EXERCISE DESCRIPTION - Extract all lines in the data that contain the word "want".
****************
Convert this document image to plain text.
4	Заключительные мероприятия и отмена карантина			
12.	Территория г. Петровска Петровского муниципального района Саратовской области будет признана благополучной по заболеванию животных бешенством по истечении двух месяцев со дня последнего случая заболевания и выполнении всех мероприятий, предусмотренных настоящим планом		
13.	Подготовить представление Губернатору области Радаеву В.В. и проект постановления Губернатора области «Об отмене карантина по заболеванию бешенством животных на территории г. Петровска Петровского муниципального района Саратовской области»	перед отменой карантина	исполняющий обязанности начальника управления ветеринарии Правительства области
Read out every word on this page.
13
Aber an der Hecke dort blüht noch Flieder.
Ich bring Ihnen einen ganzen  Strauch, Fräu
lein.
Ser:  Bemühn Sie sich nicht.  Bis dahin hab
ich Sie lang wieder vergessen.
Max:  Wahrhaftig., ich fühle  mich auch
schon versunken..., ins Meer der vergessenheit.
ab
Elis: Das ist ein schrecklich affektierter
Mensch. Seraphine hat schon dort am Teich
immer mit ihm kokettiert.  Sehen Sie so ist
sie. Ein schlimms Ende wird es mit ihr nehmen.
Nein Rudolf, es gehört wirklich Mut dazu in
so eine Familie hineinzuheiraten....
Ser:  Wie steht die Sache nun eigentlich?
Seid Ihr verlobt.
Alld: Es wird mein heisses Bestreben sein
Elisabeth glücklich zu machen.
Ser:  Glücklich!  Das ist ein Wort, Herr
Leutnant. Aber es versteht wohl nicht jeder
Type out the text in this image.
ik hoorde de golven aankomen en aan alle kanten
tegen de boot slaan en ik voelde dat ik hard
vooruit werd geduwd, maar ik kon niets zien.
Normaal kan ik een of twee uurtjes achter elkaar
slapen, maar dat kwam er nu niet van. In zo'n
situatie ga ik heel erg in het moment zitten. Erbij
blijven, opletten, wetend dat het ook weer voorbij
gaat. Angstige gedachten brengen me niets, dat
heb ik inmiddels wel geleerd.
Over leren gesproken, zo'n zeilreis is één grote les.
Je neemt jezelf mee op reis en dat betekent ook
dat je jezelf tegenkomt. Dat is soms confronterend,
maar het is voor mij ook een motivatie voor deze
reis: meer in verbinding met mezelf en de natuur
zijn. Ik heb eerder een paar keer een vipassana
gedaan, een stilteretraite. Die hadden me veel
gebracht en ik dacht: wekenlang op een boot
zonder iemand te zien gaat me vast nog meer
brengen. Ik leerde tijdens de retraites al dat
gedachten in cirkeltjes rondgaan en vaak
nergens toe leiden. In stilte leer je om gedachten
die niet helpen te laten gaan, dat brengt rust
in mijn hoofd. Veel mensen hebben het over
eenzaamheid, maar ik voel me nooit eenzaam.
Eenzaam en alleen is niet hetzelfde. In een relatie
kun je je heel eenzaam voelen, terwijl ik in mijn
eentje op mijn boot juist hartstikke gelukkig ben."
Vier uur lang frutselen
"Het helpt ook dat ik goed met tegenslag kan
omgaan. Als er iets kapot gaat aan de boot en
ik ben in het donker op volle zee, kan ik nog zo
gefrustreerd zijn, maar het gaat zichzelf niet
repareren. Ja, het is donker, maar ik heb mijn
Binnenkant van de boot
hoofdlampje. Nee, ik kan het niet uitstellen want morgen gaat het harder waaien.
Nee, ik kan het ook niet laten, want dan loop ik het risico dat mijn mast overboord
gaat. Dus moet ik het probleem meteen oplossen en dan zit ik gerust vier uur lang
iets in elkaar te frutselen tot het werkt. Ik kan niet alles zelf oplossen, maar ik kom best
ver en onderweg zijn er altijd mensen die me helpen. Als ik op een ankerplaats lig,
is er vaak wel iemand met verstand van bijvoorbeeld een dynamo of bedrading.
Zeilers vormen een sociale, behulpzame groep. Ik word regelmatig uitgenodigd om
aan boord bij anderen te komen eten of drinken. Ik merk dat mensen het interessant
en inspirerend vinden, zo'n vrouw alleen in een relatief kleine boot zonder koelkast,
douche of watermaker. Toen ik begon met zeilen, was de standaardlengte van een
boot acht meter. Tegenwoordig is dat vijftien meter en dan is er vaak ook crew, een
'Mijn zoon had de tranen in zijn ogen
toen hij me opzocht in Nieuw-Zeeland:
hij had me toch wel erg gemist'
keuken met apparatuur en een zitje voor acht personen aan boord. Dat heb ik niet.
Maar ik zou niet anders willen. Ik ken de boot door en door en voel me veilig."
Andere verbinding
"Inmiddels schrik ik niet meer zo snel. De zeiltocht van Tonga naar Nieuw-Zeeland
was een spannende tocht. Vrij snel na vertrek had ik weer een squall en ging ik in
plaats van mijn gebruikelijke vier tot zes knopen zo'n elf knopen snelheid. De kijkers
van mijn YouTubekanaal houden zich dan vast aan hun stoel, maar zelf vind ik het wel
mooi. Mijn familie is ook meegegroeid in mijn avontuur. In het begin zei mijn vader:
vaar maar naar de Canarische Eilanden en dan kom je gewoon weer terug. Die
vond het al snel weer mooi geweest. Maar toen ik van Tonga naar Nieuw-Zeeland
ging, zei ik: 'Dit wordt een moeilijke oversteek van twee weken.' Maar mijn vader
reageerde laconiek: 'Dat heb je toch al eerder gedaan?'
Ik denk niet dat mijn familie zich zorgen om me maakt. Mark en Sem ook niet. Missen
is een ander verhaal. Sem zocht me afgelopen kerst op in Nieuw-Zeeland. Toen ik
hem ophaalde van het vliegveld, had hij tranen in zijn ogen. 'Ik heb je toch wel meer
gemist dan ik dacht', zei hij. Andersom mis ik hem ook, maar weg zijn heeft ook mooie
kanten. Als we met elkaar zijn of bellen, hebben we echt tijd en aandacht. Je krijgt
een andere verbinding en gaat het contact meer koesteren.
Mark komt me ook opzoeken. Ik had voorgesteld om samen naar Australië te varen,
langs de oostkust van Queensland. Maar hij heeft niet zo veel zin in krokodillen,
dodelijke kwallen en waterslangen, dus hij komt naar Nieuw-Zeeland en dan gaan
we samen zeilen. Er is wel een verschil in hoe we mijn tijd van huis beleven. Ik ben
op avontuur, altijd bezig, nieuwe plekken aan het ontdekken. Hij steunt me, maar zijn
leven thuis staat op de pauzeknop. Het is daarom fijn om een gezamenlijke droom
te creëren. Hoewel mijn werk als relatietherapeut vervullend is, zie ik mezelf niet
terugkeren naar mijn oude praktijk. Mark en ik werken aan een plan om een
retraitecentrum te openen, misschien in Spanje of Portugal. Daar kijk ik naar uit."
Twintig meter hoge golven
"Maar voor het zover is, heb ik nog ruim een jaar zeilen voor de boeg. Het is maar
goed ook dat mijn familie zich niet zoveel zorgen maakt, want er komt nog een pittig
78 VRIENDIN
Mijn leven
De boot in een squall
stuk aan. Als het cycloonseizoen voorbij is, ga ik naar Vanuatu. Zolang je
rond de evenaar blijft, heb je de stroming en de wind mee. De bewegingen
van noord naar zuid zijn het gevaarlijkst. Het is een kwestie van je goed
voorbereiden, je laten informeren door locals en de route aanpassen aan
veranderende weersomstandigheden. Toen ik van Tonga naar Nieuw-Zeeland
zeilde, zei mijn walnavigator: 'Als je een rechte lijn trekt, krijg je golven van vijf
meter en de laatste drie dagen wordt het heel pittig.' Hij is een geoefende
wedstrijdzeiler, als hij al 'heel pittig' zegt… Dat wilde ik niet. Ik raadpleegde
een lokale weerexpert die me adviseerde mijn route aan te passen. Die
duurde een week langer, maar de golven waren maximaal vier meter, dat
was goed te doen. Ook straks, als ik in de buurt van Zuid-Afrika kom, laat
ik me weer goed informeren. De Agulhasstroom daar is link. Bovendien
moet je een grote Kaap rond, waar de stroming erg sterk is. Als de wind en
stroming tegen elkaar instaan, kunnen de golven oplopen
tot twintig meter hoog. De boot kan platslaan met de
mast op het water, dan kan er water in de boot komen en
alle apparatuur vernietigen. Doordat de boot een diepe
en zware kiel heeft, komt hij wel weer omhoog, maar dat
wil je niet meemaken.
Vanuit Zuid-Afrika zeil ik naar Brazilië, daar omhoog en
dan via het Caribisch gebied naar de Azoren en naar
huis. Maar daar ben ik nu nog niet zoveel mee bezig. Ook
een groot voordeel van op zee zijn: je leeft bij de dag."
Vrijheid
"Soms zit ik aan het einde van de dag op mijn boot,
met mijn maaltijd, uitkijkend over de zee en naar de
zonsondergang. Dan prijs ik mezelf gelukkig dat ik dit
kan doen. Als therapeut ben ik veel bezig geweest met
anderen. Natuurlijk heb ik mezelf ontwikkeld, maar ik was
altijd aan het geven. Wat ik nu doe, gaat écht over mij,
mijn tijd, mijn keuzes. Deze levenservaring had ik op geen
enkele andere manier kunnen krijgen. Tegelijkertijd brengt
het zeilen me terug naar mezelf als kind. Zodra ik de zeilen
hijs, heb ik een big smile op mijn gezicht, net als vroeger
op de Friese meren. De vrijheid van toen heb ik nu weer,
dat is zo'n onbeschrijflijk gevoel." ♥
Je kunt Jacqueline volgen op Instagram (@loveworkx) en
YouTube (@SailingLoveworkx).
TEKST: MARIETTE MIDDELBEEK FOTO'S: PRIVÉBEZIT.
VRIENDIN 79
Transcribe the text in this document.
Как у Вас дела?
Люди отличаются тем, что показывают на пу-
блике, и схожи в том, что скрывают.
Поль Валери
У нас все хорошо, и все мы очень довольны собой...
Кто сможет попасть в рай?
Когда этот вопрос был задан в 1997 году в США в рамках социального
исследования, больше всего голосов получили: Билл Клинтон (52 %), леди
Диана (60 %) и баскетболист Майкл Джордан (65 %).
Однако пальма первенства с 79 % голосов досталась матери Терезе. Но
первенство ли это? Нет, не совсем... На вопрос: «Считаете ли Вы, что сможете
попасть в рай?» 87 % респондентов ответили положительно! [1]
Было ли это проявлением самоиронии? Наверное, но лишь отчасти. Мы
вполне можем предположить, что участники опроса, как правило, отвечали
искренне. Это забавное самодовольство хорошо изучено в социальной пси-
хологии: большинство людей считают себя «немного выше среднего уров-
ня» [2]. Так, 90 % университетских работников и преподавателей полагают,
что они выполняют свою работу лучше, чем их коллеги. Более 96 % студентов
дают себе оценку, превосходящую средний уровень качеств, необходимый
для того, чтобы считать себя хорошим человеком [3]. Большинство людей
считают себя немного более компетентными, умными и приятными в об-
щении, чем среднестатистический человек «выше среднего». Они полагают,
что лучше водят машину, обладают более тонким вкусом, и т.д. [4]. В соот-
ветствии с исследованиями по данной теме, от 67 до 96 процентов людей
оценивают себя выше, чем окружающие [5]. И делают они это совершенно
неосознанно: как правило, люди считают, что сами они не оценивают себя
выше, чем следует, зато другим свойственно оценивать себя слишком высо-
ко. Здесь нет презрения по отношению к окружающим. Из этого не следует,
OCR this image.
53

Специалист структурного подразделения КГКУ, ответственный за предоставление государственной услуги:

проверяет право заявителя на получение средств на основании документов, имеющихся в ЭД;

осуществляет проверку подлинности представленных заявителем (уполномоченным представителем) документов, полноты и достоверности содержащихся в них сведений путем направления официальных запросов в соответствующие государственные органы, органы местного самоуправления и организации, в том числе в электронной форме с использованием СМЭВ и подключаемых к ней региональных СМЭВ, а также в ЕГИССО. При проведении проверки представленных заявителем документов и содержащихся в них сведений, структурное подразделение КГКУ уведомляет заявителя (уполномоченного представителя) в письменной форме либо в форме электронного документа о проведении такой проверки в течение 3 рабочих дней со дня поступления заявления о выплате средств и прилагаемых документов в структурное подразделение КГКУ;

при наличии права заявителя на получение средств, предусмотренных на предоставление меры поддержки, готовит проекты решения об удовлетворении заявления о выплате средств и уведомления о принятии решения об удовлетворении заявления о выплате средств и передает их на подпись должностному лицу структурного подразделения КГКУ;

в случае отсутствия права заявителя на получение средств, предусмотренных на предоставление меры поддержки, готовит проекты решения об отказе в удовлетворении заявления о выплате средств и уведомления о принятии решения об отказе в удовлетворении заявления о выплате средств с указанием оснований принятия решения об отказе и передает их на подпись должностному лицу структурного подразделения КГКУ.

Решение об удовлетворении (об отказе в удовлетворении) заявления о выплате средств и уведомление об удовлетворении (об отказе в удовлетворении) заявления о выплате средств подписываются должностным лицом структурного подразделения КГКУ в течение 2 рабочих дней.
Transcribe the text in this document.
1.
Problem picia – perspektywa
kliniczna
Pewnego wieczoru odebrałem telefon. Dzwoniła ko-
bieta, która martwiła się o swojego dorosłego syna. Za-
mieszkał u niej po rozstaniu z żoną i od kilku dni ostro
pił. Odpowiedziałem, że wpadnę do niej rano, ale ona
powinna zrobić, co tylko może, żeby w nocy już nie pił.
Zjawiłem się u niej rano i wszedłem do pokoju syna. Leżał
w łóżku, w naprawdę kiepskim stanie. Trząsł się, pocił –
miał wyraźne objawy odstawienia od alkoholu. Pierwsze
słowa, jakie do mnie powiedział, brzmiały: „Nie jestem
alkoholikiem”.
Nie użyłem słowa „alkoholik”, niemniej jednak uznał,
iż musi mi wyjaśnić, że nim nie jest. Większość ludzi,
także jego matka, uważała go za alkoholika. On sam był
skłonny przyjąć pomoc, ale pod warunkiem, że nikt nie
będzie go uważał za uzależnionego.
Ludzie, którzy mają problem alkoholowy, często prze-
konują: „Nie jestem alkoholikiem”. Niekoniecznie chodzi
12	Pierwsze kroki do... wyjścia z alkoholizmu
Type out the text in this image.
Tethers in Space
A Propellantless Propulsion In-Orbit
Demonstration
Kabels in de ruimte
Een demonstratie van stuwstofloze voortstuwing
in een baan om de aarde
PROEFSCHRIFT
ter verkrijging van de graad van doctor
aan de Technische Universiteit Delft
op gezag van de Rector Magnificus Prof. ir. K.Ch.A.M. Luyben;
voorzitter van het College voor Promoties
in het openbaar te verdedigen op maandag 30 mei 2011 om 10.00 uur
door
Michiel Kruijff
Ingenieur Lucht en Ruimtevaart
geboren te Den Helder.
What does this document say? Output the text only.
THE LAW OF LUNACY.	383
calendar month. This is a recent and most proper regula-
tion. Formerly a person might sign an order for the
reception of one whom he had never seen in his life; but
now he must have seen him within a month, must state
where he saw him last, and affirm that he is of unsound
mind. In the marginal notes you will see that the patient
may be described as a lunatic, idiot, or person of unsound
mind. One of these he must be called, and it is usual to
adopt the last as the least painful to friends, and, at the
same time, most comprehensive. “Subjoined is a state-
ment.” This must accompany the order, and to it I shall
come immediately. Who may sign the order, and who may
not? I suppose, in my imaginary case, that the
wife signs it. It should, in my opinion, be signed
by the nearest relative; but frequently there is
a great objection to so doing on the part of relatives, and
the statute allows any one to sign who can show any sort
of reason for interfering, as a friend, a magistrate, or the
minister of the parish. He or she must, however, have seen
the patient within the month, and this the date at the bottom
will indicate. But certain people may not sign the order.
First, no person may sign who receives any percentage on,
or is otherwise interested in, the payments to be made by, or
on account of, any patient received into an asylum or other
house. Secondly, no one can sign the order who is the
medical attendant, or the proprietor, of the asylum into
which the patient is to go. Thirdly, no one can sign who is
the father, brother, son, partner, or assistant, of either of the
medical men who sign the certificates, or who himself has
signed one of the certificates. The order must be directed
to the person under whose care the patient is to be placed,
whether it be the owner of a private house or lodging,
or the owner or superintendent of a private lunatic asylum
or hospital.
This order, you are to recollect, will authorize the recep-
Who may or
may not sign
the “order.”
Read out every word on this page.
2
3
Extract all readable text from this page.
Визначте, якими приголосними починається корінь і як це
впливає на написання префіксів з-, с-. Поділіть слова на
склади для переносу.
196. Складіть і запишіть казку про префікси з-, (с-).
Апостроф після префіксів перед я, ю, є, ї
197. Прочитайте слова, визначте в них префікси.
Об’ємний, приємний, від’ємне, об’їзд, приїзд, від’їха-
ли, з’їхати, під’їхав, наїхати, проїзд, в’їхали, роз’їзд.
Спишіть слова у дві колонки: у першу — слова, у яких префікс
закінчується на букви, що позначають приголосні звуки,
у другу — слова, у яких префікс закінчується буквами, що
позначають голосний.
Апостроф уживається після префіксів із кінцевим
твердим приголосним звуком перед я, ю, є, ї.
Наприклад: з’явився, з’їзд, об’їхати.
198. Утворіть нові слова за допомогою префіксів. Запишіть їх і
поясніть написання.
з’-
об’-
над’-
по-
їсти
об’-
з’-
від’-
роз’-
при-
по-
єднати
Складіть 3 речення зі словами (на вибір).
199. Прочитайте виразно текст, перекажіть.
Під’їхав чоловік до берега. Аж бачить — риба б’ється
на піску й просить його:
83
****************
EXERCISE RESPONSE -
hoofdlampje. Nee, ik kan het niet uitstellen want morgen gaat het harder waaien.
Nee, ik kan het ook niet laten, want dan loop ik het risico dat mijn mast overboord
goed ook dat mijn familie zich niet zoveel zorgen maakt, want er komt nog een pittig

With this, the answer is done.